Stated goal — Reproduce all of the data exactly.
((
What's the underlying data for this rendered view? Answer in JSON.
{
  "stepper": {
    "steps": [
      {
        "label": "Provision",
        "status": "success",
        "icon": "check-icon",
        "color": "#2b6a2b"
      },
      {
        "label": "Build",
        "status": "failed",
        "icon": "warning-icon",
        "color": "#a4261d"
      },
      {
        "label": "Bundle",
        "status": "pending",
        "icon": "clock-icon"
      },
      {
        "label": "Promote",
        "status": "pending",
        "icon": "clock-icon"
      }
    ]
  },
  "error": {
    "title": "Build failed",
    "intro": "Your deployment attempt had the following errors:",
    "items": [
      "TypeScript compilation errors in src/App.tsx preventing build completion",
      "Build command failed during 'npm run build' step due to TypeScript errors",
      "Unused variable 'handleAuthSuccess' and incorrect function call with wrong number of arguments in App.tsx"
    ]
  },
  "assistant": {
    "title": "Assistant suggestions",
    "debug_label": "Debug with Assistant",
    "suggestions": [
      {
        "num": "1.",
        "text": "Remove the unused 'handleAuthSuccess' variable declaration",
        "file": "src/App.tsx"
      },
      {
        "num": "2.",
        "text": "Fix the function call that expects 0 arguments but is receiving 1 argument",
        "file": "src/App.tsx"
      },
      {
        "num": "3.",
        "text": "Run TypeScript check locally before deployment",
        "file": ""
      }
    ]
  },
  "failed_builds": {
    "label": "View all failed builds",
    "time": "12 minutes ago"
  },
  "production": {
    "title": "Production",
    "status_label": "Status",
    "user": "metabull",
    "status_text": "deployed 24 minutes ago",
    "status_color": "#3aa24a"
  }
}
))
Correct result —
What's the underlying data for this rendered view? Answer in JSON.
{
  "stepper": {
    "steps": [
      {
        "label": "Provision",
        "status": "success",
        "icon": "check-icon",
        "color": "#2b6a2b"
      },
      {
        "label": "Build",
        "status": "failed",
        "icon": "warning-icon",
        "color": "#a4261d"
      },
      {
        "label": "Bundle",
        "status": "pending",
        "icon": "clock-icon"
      },
      {
        "label": "Promote",
        "status": "pending",
        "icon": "clock-icon"
      }
    ]
  },
  "error": {
    "title": "Build failed",
    "intro": "Your deployment attempt had the following errors:",
    "items": [
      "TypeScript compilation errors in src/App.tsx preventing build completion",
      "Build command failed during 'npm run build' step due to TypeScript errors",
      "Unused variable 'handleAuthSuccess' and incorrect function call with wrong number of arguments in App.tsx"
    ]
  },
  "assistant": {
    "title": "Assistant suggestions",
    "debug_label": "Debug with Assistant",
    "suggestions": [
      {
        "num": "1.",
        "text": "Remove the unused 'handleAuthSuccess' variable declaration",
        "file": "src/App.tsx"
      },
      {
        "num": "2.",
        "text": "Fix the function call that expects 0 arguments but is receiving 1 argument",
        "file": "src/App.tsx"
      },
      {
        "num": "3.",
        "text": "Run TypeScript check locally before deployment",
        "file": ""
      }
    ]
  },
  "failed_builds": {
    "label": "View all failed builds",
    "time": "12 minutes ago"
  },
  "production": {
    "title": "Production",
    "status_label": "Status",
    "user": "metabull",
    "status_text": "deployed 24 minutes ago",
    "status_color": "#3aa24a"
  }
}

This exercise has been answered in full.